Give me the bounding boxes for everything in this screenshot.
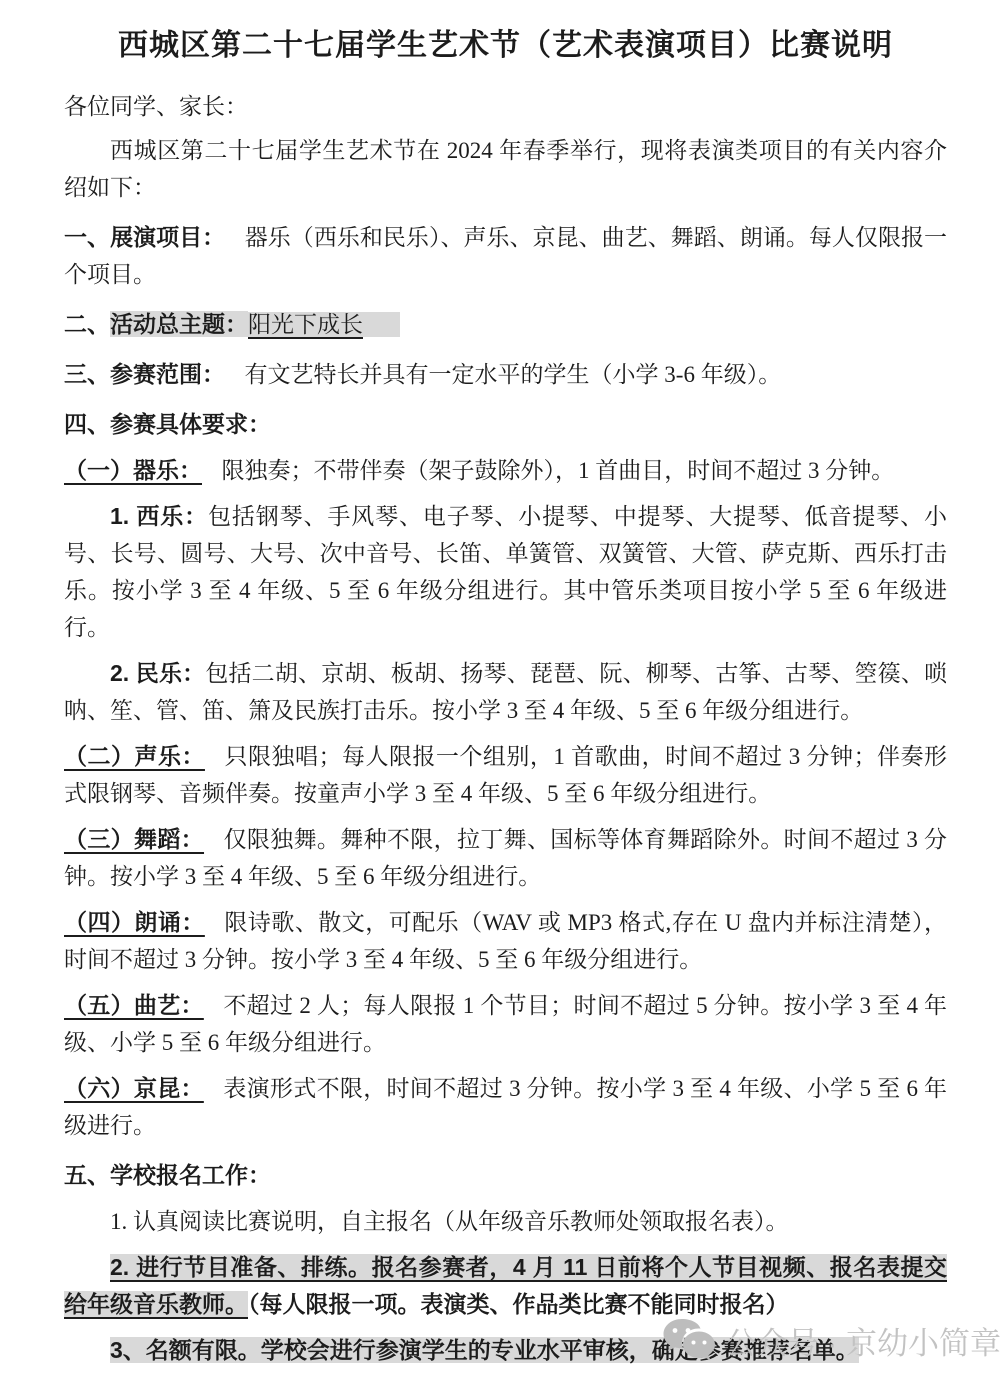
· · · · ·
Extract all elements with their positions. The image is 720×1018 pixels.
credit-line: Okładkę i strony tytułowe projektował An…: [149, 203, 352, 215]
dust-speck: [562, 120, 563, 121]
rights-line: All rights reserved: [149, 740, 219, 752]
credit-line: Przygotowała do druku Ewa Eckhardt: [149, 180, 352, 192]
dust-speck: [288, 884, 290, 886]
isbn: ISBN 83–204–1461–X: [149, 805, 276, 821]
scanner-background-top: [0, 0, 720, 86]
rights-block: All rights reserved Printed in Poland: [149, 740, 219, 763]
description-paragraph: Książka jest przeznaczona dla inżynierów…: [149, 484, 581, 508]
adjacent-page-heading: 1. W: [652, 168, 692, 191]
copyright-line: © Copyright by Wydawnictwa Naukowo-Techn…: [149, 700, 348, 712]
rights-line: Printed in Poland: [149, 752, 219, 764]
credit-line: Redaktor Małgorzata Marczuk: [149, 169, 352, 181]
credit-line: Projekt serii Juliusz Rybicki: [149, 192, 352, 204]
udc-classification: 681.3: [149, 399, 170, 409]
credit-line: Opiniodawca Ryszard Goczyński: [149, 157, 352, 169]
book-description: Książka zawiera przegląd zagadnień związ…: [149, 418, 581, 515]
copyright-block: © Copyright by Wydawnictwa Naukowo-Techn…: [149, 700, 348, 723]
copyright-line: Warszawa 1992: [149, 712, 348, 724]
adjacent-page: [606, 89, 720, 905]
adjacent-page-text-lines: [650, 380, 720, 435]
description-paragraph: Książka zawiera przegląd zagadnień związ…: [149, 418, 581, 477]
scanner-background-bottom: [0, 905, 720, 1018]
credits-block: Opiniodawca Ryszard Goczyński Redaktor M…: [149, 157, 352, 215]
· · · · ·
* What is needed *
Retype the items from the line containing "Extract all elements" up to and including the line containing "rights-line: Printed in", reproducing each line precisely.

* Result below *
Extract all elements with their positions. The image is 720×1018 pixels.
credit-line: Okładkę i strony tytułowe projektował An…: [149, 203, 352, 215]
dust-speck: [562, 120, 563, 121]
rights-line: All rights reserved: [149, 740, 219, 752]
credit-line: Przygotowała do druku Ewa Eckhardt: [149, 180, 352, 192]
dust-speck: [288, 884, 290, 886]
isbn: ISBN 83–204–1461–X: [149, 805, 276, 821]
scanner-background-top: [0, 0, 720, 86]
rights-block: All rights reserved Printed in Poland: [149, 740, 219, 763]
description-paragraph: Książka jest przeznaczona dla inżynierów…: [149, 484, 581, 508]
adjacent-page-heading: 1. W: [652, 168, 692, 191]
copyright-line: © Copyright by Wydawnictwa Naukowo-Techn…: [149, 700, 348, 712]
rights-line: Printed in Poland: [149, 752, 219, 764]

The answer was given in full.